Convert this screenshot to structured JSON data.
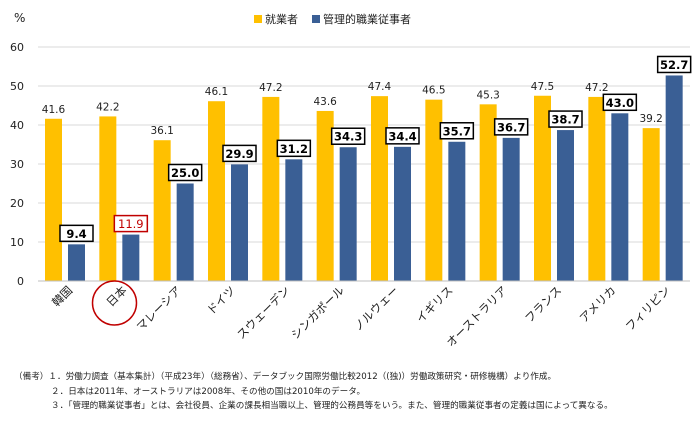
{
  "chart_data": {
    "type": "bar",
    "unit_label": "%",
    "ylim": [
      0,
      60
    ],
    "yticks": [
      0,
      10,
      20,
      30,
      40,
      50,
      60
    ],
    "grid": true,
    "legend_position": "top-center",
    "categories": [
      "韓国",
      "日本",
      "マレーシア",
      "ドイツ",
      "スウェーデン",
      "シンガポール",
      "ノルウェー",
      "イギリス",
      "オーストラリア",
      "フランス",
      "アメリカ",
      "フィリピン"
    ],
    "highlight_category": "日本",
    "series": [
      {
        "name": "就業者",
        "color": "#FFC000",
        "values": [
          41.6,
          42.2,
          36.1,
          46.1,
          47.2,
          43.6,
          47.4,
          46.5,
          45.3,
          47.5,
          47.2,
          39.2
        ]
      },
      {
        "name": "管理的職業従事者",
        "color": "#3A5F95",
        "values": [
          9.4,
          11.9,
          25.0,
          29.9,
          31.2,
          34.3,
          34.4,
          35.7,
          36.7,
          38.7,
          43.0,
          52.7
        ]
      }
    ],
    "highlight_color": "#C00000"
  },
  "notes": {
    "line1": "（備考）１．労働力調査（基本集計）（平成23年）（総務省）、データブック国際労働比較2012（(独)）労働政策研究・研修機構）より作成。",
    "line2": "２．日本は2011年、オーストラリアは2008年、その他の国は2010年のデータ。",
    "line3": "３．「管理的職業従事者」とは、会社役員、企業の課長相当職以上、管理的公務員等をいう。また、管理的職業従事者の定義は国によって異なる。"
  }
}
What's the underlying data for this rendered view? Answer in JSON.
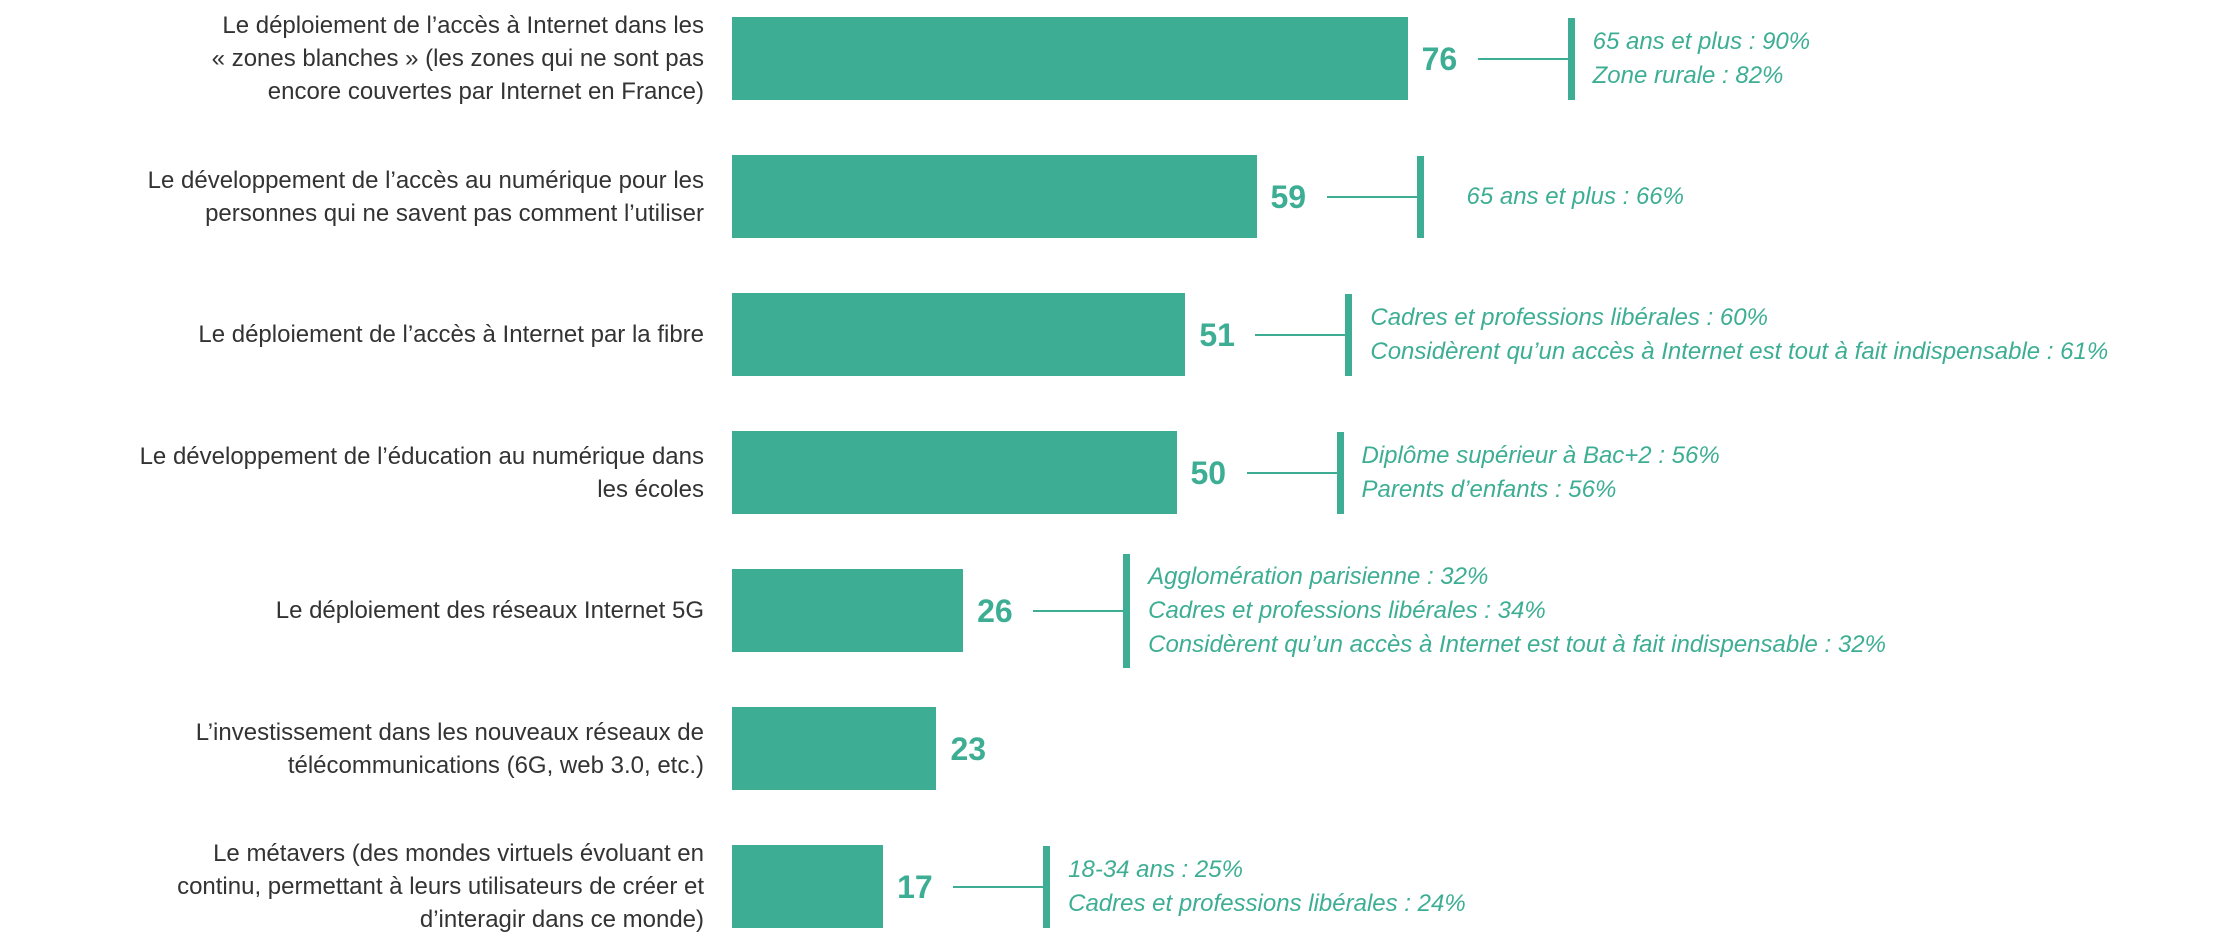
{
  "chart_data": {
    "type": "bar",
    "orientation": "horizontal",
    "color": "#3dae94",
    "categories": [
      "Le déploiement de l’accès à Internet dans les\n« zones blanches » (les zones qui ne sont pas\nencore couvertes par Internet en France)",
      "Le développement de l’accès au numérique pour les\npersonnes qui ne savent pas comment l’utiliser",
      "Le déploiement de l’accès à Internet par la fibre",
      "Le développement de l’éducation au numérique dans\nles écoles",
      "Le déploiement des réseaux Internet 5G",
      "L’investissement dans les nouveaux réseaux de\ntélécommunications (6G, web 3.0, etc.)",
      "Le métavers (des mondes virtuels évoluant en\ncontinu, permettant à leurs utilisateurs de créer et\nd’interagir dans ce monde)"
    ],
    "values": [
      76,
      59,
      51,
      50,
      26,
      23,
      17
    ],
    "annotations": [
      [
        "65 ans et plus : 90%",
        "Zone rurale : 82%"
      ],
      [
        "65 ans et plus : 66%"
      ],
      [
        "Cadres et professions libérales : 60%",
        "Considèrent qu’un accès à Internet est tout à fait indispensable : 61%"
      ],
      [
        "Diplôme supérieur à Bac+2 : 56%",
        "Parents d’enfants : 56%"
      ],
      [
        "Agglomération parisienne : 32%",
        "Cadres et professions libérales : 34%",
        "Considèrent qu’un accès à Internet est tout à fait indispensable : 32%"
      ],
      [],
      [
        "18-34 ans : 25%",
        "Cadres et professions libérales : 24%"
      ]
    ]
  }
}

=======

=== To be done ===
Quote exactly, and only, the lines from the line containing "What's the underlying" through the final line of the records above, both included, omitting any pictures.

=== Result of the exercise ===
What's the underlying data for this rendered view? Answer in JSON.
{
  "chart_data": {
    "type": "bar",
    "orientation": "horizontal",
    "color": "#3dae94",
    "categories": [
      "Le déploiement de l’accès à Internet dans les\n« zones blanches » (les zones qui ne sont pas\nencore couvertes par Internet en France)",
      "Le développement de l’accès au numérique pour les\npersonnes qui ne savent pas comment l’utiliser",
      "Le déploiement de l’accès à Internet par la fibre",
      "Le développement de l’éducation au numérique dans\nles écoles",
      "Le déploiement des réseaux Internet 5G",
      "L’investissement dans les nouveaux réseaux de\ntélécommunications (6G, web 3.0, etc.)",
      "Le métavers (des mondes virtuels évoluant en\ncontinu, permettant à leurs utilisateurs de créer et\nd’interagir dans ce monde)"
    ],
    "values": [
      76,
      59,
      51,
      50,
      26,
      23,
      17
    ],
    "annotations": [
      [
        "65 ans et plus : 90%",
        "Zone rurale : 82%"
      ],
      [
        "65 ans et plus : 66%"
      ],
      [
        "Cadres et professions libérales : 60%",
        "Considèrent qu’un accès à Internet est tout à fait indispensable : 61%"
      ],
      [
        "Diplôme supérieur à Bac+2 : 56%",
        "Parents d’enfants : 56%"
      ],
      [
        "Agglomération parisienne : 32%",
        "Cadres et professions libérales : 34%",
        "Considèrent qu’un accès à Internet est tout à fait indispensable : 32%"
      ],
      [],
      [
        "18-34 ans : 25%",
        "Cadres et professions libérales : 24%"
      ]
    ]
  }
}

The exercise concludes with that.